> **ESTRATTO FORNITO**:
Opportunità e rischi. Su questo doppio binario si è sviluppato anche il dibattito tra i partecipanti dell’ultimo incontro di GdB&Futura (potete rivedere l'appuntamento qui sotto), l’inserto che il Giornale di Brescia ha dedicato alle storie delle imprese che puntano sulla transizione ecologica e digitale.

GdB&Futura - Intelligenza artificiale e impresa: potenzialità e rischi

Negli spazi del Museo Mille Miglia, moderato dal giornalista Stefano Martinelli, si è aperto con il saluto di Ludovico Monforte, project manager di Futura Expo, e di Lorenzo Parigi, amministratore delegato del Gruppo Bonera. Poi gli interventi dei partner Michele Torri, presidente di Torri Solare, Davide Peli, presidente e ceo di Techne, ed Ernesto Medeghini, ceo di Progetto 6.

Margini di guadagno

Il primo ad affrontare direttamente il tema è il professore associato di Meccanica applicata alle macchine dell’Università di Brescia Alberto Borboni che ha illustrato l’impatto dell’adozione dell’intelligenza artificiale nel settore manifatturiero: «Mansioni altamente meccaniche come il controllo della qualità dei prodotti vengono automatizzate. Così le imprese possono fare la verifica sul totale e non a campione - spiega -. Questo permette di stabilire nuovi standard e ottenere più facilmente marchi di qualità». Per Borboni la velocità dello sviluppo di questa tecnologia è tale che «chi ha investito nell’IA tre anni fa ha già raggiunto margini di guadagno, mach non lo ha ancora fatto è costretto per non essere tagliato fuori dal mercato». Nel bresciano rimane però forte la mancanza di personale competente: «Il tema vero non è la perdita di lavoro a causa della digitalizzazione - conclude il professore -, ma riqualificare le figure impiegate con la formazione e introducendo nuove professionalità all’interno dell’azienda».

> **COMPITO ASSEGNATO**:
Ripeti integralmente l'estratto su intelligenza artificiale e impresa, senza cambiare nulla. Le voci riportate qui non servono per svolgere l'esercizio.

(Dati di riconoscimento della struttura del documento)
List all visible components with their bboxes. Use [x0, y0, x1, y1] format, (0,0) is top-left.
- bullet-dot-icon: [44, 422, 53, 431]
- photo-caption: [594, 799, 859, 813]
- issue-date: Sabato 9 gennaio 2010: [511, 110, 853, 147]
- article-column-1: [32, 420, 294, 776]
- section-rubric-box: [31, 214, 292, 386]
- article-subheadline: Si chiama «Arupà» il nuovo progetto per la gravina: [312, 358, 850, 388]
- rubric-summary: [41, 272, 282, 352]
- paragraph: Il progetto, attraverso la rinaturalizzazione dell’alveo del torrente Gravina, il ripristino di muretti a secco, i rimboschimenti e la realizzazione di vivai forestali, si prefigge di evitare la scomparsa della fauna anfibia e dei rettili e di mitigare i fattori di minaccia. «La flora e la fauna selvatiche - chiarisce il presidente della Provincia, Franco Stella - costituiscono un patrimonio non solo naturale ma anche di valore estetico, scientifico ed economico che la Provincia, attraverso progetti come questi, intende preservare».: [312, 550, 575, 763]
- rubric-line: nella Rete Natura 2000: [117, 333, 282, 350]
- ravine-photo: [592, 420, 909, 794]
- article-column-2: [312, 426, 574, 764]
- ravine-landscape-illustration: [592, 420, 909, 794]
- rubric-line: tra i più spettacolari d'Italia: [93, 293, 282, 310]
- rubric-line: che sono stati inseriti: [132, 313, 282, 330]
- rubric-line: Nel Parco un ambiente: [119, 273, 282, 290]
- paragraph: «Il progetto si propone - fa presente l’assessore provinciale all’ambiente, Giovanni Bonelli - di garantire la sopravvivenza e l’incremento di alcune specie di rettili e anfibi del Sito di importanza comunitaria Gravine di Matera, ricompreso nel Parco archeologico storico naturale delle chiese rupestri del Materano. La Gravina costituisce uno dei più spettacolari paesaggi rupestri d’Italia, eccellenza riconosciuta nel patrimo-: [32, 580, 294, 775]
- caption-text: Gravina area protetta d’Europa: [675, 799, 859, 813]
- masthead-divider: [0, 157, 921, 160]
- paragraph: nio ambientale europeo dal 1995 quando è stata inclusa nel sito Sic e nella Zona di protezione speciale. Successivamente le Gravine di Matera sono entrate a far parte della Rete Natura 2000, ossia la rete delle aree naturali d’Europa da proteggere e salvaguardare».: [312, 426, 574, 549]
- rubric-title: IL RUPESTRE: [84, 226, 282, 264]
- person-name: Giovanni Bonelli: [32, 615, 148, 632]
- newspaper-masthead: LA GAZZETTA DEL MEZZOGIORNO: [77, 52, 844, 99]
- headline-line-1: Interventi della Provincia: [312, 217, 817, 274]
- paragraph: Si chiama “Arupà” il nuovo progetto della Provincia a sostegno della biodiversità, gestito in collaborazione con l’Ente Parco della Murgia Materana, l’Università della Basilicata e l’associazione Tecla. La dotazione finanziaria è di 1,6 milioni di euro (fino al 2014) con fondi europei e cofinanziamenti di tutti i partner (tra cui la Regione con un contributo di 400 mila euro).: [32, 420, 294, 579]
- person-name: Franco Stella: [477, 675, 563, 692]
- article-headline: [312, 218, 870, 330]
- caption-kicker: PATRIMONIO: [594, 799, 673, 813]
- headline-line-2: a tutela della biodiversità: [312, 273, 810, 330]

> **RISPOSTA**:
Opportunità e rischi. Su questo doppio binario si è sviluppato anche il dibattito tra i partecipanti dell’ultimo incontro di GdB&Futura (potete rivedere l'appuntamento qui sotto), l’inserto che il Giornale di Brescia ha dedicato alle storie delle imprese che puntano sulla transizione ecologica e digitale.

GdB&Futura - Intelligenza artificiale e impresa: potenzialità e rischi

Negli spazi del Museo Mille Miglia, moderato dal giornalista Stefano Martinelli, si è aperto con il saluto di Ludovico Monforte, project manager di Futura Expo, e di Lorenzo Parigi, amministratore delegato del Gruppo Bonera. Poi gli interventi dei partner Michele Torri, presidente di Torri Solare, Davide Peli, presidente e ceo di Techne, ed Ernesto Medeghini, ceo di Progetto 6.

Margini di guadagno

Il primo ad affrontare direttamente il tema è il professore associato di Meccanica applicata alle macchine dell’Università di Brescia Alberto Borboni che ha illustrato l’impatto dell’adozione dell’intelligenza artificiale nel settore manifatturiero: «Mansioni altamente meccaniche come il controllo della qualità dei prodotti vengono automatizzate. Così le imprese possono fare la verifica sul totale e non a campione - spiega -. Questo permette di stabilire nuovi standard e ottenere più facilmente marchi di qualità». Per Borboni la velocità dello sviluppo di questa tecnologia è tale che «chi ha investito nell’IA tre anni fa ha già raggiunto margini di guadagno, mach non lo ha ancora fatto è costretto per non essere tagliato fuori dal mercato». Nel bresciano rimane però forte la mancanza di personale competente: «Il tema vero non è la perdita di lavoro a causa della digitalizzazione - conclude il professore -, ma riqualificare le figure impiegate con la formazione e introducendo nuove professionalità all’interno dell’azienda».